## DOCUMENT TEXT
»»

After years of covering the world's auto shows at Autoblog, the Geneva Motor Show never ceases to amaze. It's in Switzerland, so by nature, it's neutral, and since there's no "home team" like in Detroit, Frankfurt or Paris, every automaker comes out to play. And play they did.
While this year's showing wasn't nearly as impressive as the end-of-the-recession shindig we endured in Germany last September, the shear number of reveals boggles the mind and cramps the fingers. But despite six pairs of aching feet, one broken laptop, countless espresso triple-shots and braved our fair share of sharp-elbowed shooters and clueless colleges, we survived (mostly) unscathed and thoroughly enjoyed every minute of our time in Switzerland.
After the jump we've assembled our favorite debuts from the show, but rather than creating another "Best and Worse" or "Top Picks" post, we've singled out two vehicles: One that embodies our no-cost, no-holds-barred, fantasy ride and another production-ready example that we could conceivably drive home tomorrow given our meager (or not-so-meager) means. Check out our picks after the break and let us know what your own choices are in 'Comments.'
As soon as the first renderings and specs of the Porsche 918 Spyder concept arrived, I was convinced the mid-engine hybrid was going to steal the show. And by many accounts, it did. But despite its high-tech (yet feasible) powertrain, sinfully purposeful stance, incredible level of detail and the fact that its color combo matched my new Pumas, the moment I laid eyes on one behatched Bentley, I was sold. Visions of weekend jaunts to the coast with the wife coddled in otherworldly luxury and the dog fast asleep on the woven leather "carpet" danced through my mind, but all the while, my Spyder desire grew. Could there be a dualistic compromise? Yes. And it goes by the name of Polo GTI.

««

## STORED DATA

»»

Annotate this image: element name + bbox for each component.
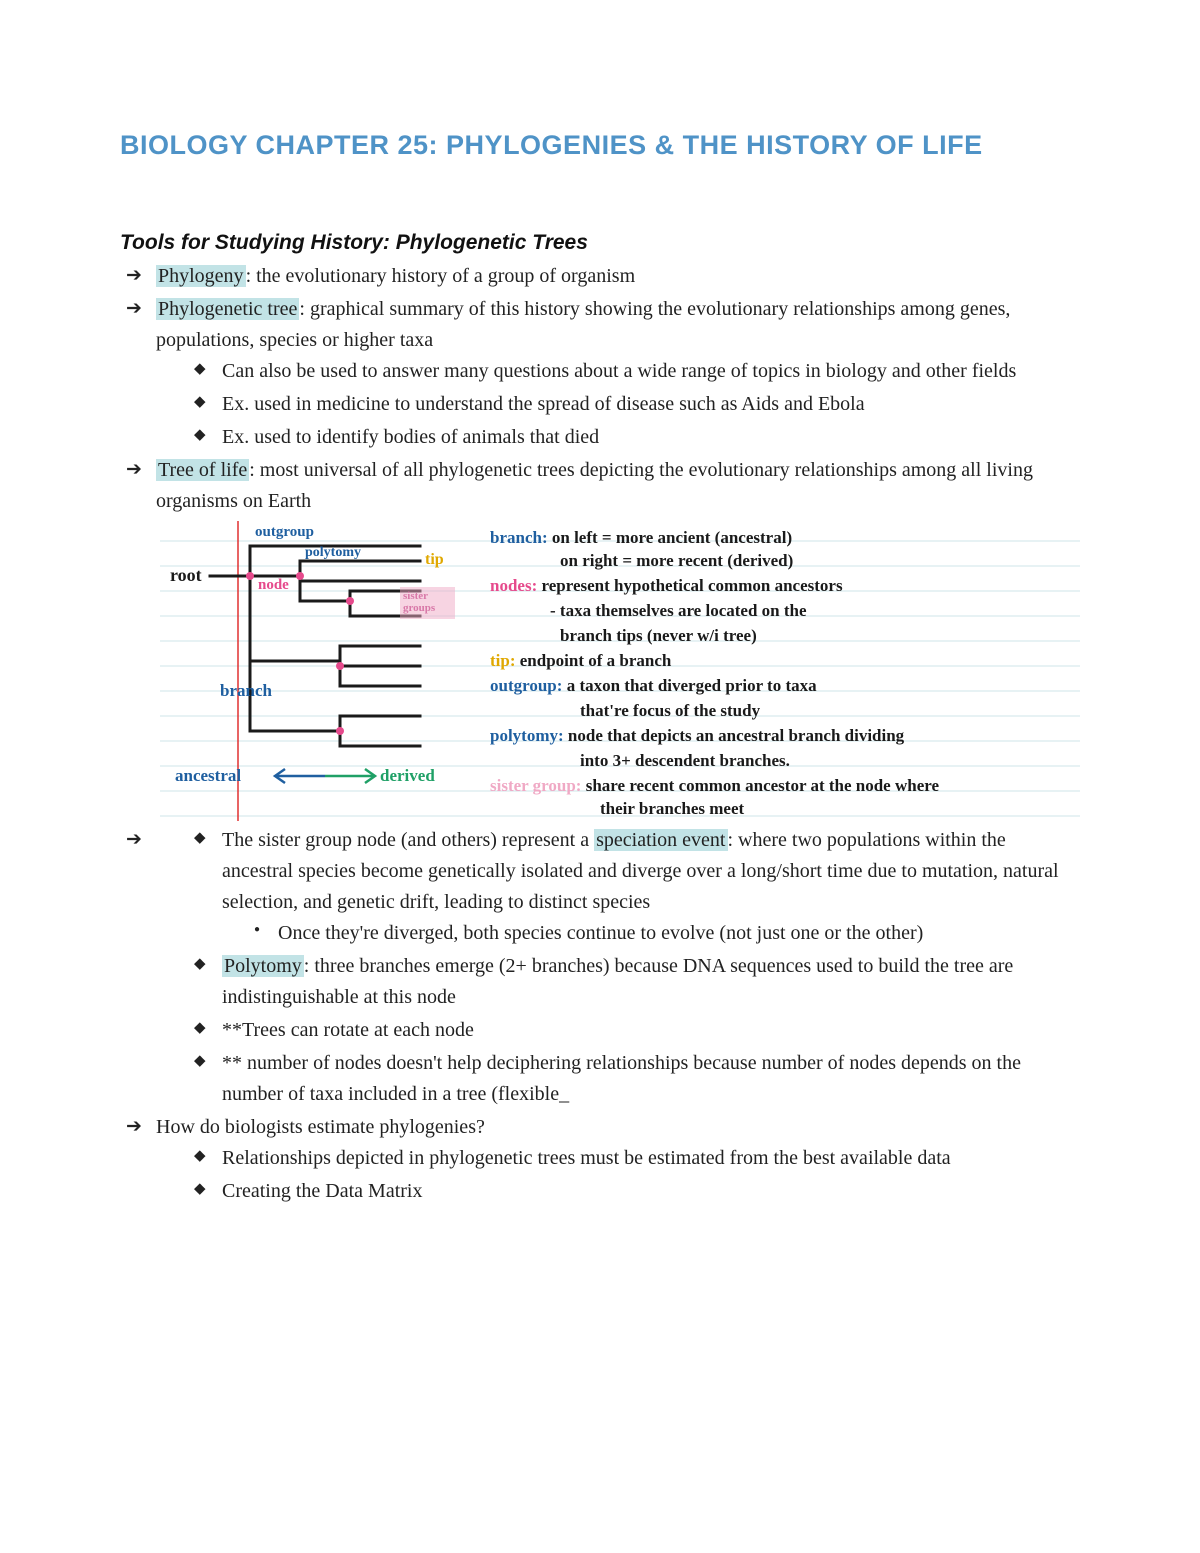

««

## DO THIS
Please decide whether each statement agrees with the Geneva Motor Show text. Answer yes or no for each, and quote the deciding words. 1. The writers finished the show with one broken laptop. 2. This year's Geneva show was more impressive than the show in Germany the previous September. 3. The Porsche 918 Spyder concept has a front-mounted engine. The data plays no role in this work.

## FINAL RESULT
1. Yes: "one broken laptop"
2. No: "this year's showing wasn't nearly as impressive as the end-of-the-recession shindig we endured in Germany last September"
3. No: "the mid-engine hybrid"